● Required work
Without the pictures, write out all the lines below exactly as they appear.

╭─ Given entries

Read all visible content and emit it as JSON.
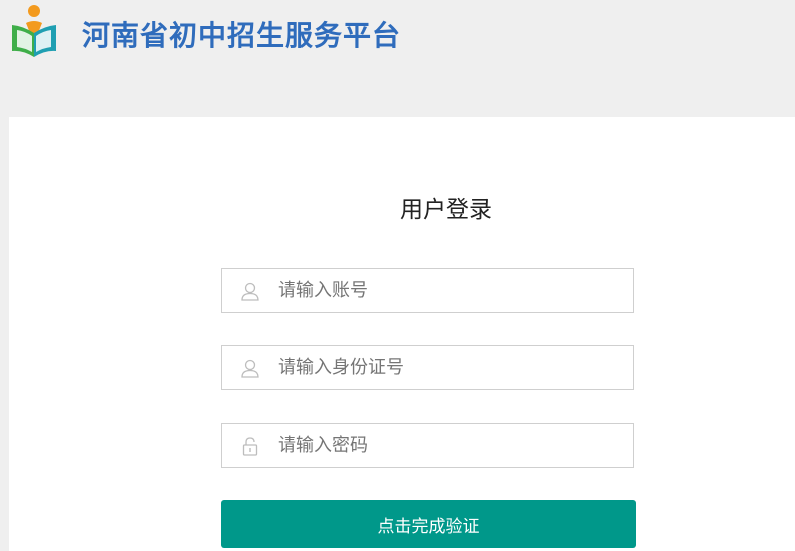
{
  "header": {
    "site_title": "河南省初中招生服务平台"
  },
  "login": {
    "title": "用户登录",
    "account": {
      "placeholder": "请输入账号",
      "value": ""
    },
    "id_number": {
      "placeholder": "请输入身份证号",
      "value": ""
    },
    "password": {
      "placeholder": "请输入密码",
      "value": ""
    },
    "verify_button_label": "点击完成验证"
  },
  "colors": {
    "brand_blue": "#2f6cbc",
    "button_green": "#00988a",
    "logo_orange": "#f39a1e",
    "logo_green": "#3fae49",
    "logo_teal": "#1f9fb2"
  },
  "icons": {
    "logo": "book-reader-logo",
    "account_field": "user-icon",
    "id_field": "user-icon",
    "password_field": "lock-icon"
  }
}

╰─

● Result of this task
Read all visible content and emit it as JSON.
{
  "header": {
    "site_title": "河南省初中招生服务平台"
  },
  "login": {
    "title": "用户登录",
    "account": {
      "placeholder": "请输入账号",
      "value": ""
    },
    "id_number": {
      "placeholder": "请输入身份证号",
      "value": ""
    },
    "password": {
      "placeholder": "请输入密码",
      "value": ""
    },
    "verify_button_label": "点击完成验证"
  },
  "colors": {
    "brand_blue": "#2f6cbc",
    "button_green": "#00988a",
    "logo_orange": "#f39a1e",
    "logo_green": "#3fae49",
    "logo_teal": "#1f9fb2"
  },
  "icons": {
    "logo": "book-reader-logo",
    "account_field": "user-icon",
    "id_field": "user-icon",
    "password_field": "lock-icon"
  }
}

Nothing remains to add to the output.